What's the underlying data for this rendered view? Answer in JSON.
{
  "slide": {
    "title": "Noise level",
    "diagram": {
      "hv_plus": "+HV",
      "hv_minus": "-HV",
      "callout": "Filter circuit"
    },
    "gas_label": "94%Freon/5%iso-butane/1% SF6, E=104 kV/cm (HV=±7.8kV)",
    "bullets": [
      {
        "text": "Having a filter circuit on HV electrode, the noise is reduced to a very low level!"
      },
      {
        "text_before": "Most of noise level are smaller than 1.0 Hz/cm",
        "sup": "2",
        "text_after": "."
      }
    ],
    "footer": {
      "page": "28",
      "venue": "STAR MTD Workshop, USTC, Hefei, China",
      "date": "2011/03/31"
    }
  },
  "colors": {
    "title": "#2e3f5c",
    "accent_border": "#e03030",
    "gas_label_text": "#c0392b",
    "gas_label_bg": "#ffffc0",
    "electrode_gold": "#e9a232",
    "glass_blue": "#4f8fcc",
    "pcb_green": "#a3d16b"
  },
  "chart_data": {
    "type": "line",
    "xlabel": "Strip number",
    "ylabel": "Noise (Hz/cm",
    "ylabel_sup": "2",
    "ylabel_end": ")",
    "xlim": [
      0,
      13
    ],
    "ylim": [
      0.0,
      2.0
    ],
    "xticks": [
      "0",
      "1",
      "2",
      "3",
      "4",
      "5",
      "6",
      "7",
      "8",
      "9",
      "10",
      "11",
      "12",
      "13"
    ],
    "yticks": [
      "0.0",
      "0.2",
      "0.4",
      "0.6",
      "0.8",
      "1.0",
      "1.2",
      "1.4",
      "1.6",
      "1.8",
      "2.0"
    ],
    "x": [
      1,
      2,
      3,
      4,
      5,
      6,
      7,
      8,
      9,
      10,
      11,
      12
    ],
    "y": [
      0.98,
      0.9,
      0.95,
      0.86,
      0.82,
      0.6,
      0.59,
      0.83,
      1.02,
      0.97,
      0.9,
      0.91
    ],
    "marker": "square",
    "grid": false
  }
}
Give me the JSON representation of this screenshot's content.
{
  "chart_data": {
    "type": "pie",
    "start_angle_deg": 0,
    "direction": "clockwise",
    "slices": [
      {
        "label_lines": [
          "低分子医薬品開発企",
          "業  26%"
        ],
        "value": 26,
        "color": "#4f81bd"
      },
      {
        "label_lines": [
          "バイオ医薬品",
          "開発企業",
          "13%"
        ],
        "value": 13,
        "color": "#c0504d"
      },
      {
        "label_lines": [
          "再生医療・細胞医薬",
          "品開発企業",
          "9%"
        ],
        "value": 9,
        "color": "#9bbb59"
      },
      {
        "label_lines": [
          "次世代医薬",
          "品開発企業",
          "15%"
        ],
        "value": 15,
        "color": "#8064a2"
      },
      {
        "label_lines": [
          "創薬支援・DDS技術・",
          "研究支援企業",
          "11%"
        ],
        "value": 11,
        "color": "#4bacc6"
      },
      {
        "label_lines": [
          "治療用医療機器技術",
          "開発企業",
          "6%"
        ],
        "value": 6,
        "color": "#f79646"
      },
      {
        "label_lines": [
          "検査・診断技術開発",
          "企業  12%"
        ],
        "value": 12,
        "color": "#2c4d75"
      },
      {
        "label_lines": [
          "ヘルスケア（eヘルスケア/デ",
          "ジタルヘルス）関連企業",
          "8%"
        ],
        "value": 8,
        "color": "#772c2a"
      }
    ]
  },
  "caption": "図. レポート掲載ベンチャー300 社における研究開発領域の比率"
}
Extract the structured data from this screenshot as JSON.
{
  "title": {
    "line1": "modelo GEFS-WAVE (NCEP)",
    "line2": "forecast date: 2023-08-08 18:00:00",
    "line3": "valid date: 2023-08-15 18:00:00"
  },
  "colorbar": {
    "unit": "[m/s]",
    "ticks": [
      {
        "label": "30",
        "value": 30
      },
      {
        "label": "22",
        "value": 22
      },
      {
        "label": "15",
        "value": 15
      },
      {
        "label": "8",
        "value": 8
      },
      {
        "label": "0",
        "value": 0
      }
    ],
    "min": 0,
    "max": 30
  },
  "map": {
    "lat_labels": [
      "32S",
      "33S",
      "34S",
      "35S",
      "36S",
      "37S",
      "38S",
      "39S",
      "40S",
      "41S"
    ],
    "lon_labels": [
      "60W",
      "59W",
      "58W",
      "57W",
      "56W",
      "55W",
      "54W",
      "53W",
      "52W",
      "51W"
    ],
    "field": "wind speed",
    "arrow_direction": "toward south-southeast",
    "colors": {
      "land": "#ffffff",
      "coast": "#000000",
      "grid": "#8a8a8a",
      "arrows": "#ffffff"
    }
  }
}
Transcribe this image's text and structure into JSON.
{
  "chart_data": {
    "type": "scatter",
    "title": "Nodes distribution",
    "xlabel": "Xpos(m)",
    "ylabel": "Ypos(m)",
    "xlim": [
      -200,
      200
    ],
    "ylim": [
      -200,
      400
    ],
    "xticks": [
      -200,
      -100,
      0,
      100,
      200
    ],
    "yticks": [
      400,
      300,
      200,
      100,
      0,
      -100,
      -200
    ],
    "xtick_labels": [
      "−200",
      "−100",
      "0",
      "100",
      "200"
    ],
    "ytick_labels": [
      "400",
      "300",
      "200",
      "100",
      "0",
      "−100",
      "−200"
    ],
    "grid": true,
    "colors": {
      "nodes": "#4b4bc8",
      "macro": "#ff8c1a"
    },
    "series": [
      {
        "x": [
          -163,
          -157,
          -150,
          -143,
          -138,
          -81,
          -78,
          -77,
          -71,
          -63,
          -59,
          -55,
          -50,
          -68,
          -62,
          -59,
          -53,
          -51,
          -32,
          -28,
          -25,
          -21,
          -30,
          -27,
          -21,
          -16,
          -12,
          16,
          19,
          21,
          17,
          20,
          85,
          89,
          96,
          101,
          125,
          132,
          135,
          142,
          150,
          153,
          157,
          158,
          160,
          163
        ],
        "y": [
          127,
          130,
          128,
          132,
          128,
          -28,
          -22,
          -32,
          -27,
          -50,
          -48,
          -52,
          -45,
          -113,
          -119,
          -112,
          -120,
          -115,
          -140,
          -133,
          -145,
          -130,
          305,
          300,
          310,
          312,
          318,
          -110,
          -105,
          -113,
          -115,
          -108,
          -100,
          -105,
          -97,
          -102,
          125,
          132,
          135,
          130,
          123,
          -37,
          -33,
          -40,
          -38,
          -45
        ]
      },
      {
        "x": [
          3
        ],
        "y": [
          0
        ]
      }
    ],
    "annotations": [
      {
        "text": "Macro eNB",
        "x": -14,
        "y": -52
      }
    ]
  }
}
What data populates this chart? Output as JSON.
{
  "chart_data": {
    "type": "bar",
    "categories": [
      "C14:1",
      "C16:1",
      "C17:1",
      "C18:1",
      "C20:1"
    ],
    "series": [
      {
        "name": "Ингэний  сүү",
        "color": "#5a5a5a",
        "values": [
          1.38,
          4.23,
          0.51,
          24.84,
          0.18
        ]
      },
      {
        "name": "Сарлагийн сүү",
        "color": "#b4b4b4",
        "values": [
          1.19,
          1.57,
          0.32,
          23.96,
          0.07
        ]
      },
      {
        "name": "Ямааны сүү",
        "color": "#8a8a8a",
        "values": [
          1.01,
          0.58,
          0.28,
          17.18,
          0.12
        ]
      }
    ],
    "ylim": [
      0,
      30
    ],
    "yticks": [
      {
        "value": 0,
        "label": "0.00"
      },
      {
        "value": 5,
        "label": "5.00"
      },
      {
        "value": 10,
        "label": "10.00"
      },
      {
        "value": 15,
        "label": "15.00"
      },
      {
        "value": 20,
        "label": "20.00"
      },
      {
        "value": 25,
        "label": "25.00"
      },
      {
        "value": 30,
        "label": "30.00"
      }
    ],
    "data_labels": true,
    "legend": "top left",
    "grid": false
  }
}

====

» Exercise
In the records above, locate each line with the word "name". Copy all such lines.

» Result below
        "name": "Ингэний  сүү",
        "name": "Сарлагийн сүү",
        "name": "Ямааны сүү",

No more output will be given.